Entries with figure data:
=-=-=
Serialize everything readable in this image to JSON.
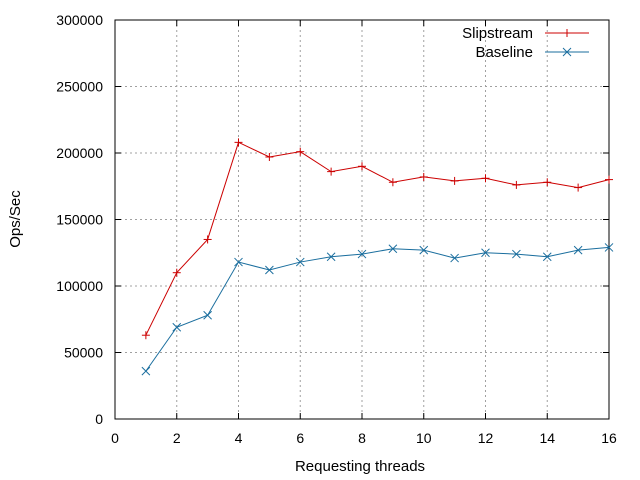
{
  "chart_data": {
    "type": "line",
    "title": "",
    "xlabel": "Requesting threads",
    "ylabel": "Ops/Sec",
    "xlim": [
      0,
      16
    ],
    "ylim": [
      0,
      300000
    ],
    "xticks": [
      0,
      2,
      4,
      6,
      8,
      10,
      12,
      14,
      16
    ],
    "yticks": [
      0,
      50000,
      100000,
      150000,
      200000,
      250000,
      300000
    ],
    "grid": true,
    "legend_position": "top-right",
    "x": [
      1,
      2,
      3,
      4,
      5,
      6,
      7,
      8,
      9,
      10,
      11,
      12,
      13,
      14,
      15,
      16
    ],
    "series": [
      {
        "name": "Slipstream",
        "color": "#cc0000",
        "marker": "plus",
        "values": [
          63000,
          110000,
          135000,
          208000,
          197000,
          201000,
          186000,
          190000,
          178000,
          182000,
          179000,
          181000,
          176000,
          178000,
          174000,
          180000
        ]
      },
      {
        "name": "Baseline",
        "color": "#1a6e9e",
        "marker": "cross",
        "values": [
          36000,
          69000,
          78000,
          118000,
          112000,
          118000,
          122000,
          124000,
          128000,
          127000,
          121000,
          125000,
          124000,
          122000,
          127000,
          129000
        ]
      }
    ]
  }
}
=-=-=
WHAT THE EXERCISE ASKS — Above are records to transcribe exactly; leave their pictures out.

COMPLETE OUTPUT —
Serialize everything readable in this image to JSON.
{
  "chart_data": {
    "type": "line",
    "title": "",
    "xlabel": "Requesting threads",
    "ylabel": "Ops/Sec",
    "xlim": [
      0,
      16
    ],
    "ylim": [
      0,
      300000
    ],
    "xticks": [
      0,
      2,
      4,
      6,
      8,
      10,
      12,
      14,
      16
    ],
    "yticks": [
      0,
      50000,
      100000,
      150000,
      200000,
      250000,
      300000
    ],
    "grid": true,
    "legend_position": "top-right",
    "x": [
      1,
      2,
      3,
      4,
      5,
      6,
      7,
      8,
      9,
      10,
      11,
      12,
      13,
      14,
      15,
      16
    ],
    "series": [
      {
        "name": "Slipstream",
        "color": "#cc0000",
        "marker": "plus",
        "values": [
          63000,
          110000,
          135000,
          208000,
          197000,
          201000,
          186000,
          190000,
          178000,
          182000,
          179000,
          181000,
          176000,
          178000,
          174000,
          180000
        ]
      },
      {
        "name": "Baseline",
        "color": "#1a6e9e",
        "marker": "cross",
        "values": [
          36000,
          69000,
          78000,
          118000,
          112000,
          118000,
          122000,
          124000,
          128000,
          127000,
          121000,
          125000,
          124000,
          122000,
          127000,
          129000
        ]
      }
    ]
  }
}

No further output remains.